— start Document segment —

Are you saying just walking by the car or being close to it is causing the mirrors to unfold and the lights to flash without touching the car?


----------



## John (Apr 16, 2016)

Rich M said:


> Something isn't right here. After you walk away and the car locks, it shouldn't unlock until you walk up with the phone and pull a door handle.
> Are you saying just walking by the car or being close to it is causing the mirrors to unfold and the lights to flash without touching the car?


I think he's saying if someone went in his carport-and carports are open to the outside, no door-while he had his phone in the house next to the garage, they could open the door of his car. That's effectively the same as unlocked.


----------



## coredumperror (Mar 23, 2018)

John said:


> I think he's saying if someone went in his carport-and carports are open to the outside, no door-while he had his phone in the house next to the garage, they could open the door of his car. That's effectively the same as unlocked.


Correct. Leaving my phone in my living room and walking downstairs to the carport allows me to open my car's doors. At which point the mirrors unfold, the HVAC system comes online, etc. There's no visual indication that the car is unlocked, but a thief won't expect that, anyway. And I confirmed that the car CAN be driven away with my phone still sitting in the living room. So yeah, Phone Key is a big NOPE for me.

— end Document segment —

### Instruction A
In the records, copy out the lines word for word, starting at the line that contains "svg-text:R: R bbox=[305, 456, 321, 478]" and ending after the line that contains "922, 1749, 1008]".

— start Listed entries —

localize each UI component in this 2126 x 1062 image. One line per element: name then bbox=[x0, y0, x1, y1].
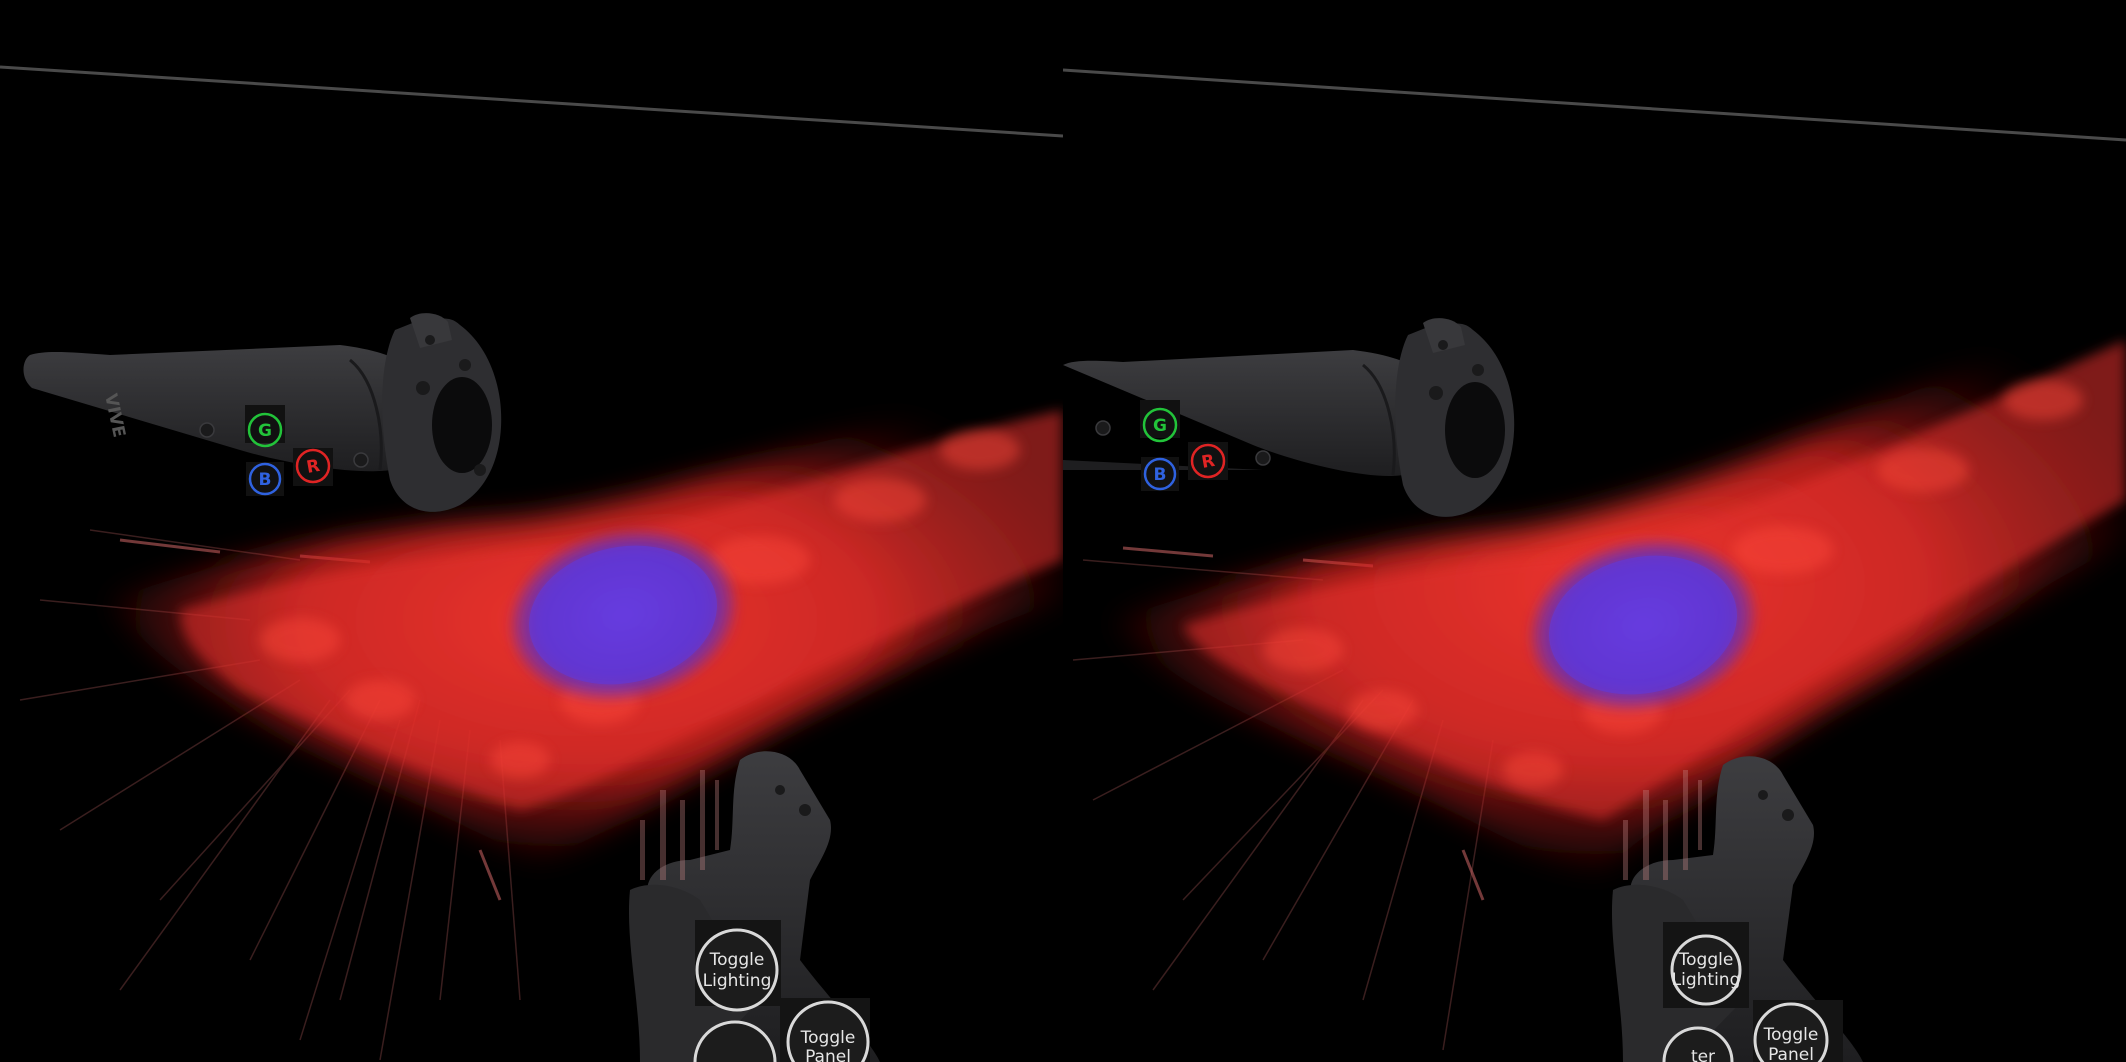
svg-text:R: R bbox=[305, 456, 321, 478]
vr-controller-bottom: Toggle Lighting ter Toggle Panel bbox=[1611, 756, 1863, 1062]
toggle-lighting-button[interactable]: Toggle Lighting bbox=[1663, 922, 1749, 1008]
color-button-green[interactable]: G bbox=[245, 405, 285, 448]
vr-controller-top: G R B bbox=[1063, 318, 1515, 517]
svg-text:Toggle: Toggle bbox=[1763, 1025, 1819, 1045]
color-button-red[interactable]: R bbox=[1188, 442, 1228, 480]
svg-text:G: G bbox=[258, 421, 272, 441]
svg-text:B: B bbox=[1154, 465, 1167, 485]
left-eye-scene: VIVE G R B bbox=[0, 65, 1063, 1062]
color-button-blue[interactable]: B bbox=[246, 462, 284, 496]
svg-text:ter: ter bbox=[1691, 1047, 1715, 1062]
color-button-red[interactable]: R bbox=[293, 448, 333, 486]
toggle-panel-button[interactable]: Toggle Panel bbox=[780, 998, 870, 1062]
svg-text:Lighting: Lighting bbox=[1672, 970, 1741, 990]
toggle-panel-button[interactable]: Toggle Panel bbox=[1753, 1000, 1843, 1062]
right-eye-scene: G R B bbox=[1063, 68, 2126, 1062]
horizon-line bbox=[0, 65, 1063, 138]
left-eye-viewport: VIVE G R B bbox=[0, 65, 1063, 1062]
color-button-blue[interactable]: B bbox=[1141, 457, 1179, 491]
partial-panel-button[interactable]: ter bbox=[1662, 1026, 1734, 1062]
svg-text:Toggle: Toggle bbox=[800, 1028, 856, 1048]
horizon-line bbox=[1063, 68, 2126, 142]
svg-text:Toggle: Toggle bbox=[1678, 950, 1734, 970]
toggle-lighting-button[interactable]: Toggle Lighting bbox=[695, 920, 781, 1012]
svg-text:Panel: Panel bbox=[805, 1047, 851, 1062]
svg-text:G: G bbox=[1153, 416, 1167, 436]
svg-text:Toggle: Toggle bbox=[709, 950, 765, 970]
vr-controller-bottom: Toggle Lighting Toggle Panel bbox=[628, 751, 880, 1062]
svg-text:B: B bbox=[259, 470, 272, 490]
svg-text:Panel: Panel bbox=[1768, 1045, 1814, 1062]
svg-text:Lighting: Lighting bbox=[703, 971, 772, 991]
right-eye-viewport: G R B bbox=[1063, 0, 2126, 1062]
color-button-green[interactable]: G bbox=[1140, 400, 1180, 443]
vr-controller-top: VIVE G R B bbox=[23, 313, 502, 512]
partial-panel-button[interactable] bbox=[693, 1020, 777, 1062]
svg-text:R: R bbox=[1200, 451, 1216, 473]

— end Listed entries —

### Instruction B
Answer these questions about the forum thread on the car's Phone Key:
(i) According to Rich M, what two things should be required to unlock the car after it has locked?
(ii) Where does coredumperror leave the phone while walking down to the carport?
(iii) What happens, as coredumperror reports, once the car's doors are opened?

### Response A
svg-text:R: R bbox=[305, 456, 321, 478]
vr-controller-bottom: Toggle Lighting ter Toggle Panel bbox=[1611, 756, 1863, 1062]
toggle-lighting-button[interactable]: Toggle Lighting bbox=[1663, 922, 1749, 1008]

### Response B
(i) Walking up with the phone and pulling a door handle.
(ii) In the living room.
(iii) The mirrors unfold and the HVAC system comes online.